PROBLEM TO SOLVE
Restate the entries below verbatim.

----- PROVIDED DATA

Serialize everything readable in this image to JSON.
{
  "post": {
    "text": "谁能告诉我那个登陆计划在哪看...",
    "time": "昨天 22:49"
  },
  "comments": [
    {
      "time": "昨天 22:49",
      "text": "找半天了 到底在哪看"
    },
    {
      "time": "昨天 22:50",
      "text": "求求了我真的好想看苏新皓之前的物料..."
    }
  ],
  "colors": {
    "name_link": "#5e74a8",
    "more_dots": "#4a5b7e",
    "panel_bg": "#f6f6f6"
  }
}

----------

WORKED ANSWER
Serialize everything readable in this image to JSON.
{
  "post": {
    "text": "谁能告诉我那个登陆计划在哪看...",
    "time": "昨天 22:49"
  },
  "comments": [
    {
      "time": "昨天 22:49",
      "text": "找半天了 到底在哪看"
    },
    {
      "time": "昨天 22:50",
      "text": "求求了我真的好想看苏新皓之前的物料..."
    }
  ],
  "colors": {
    "name_link": "#5e74a8",
    "more_dots": "#4a5b7e",
    "panel_bg": "#f6f6f6"
  }
}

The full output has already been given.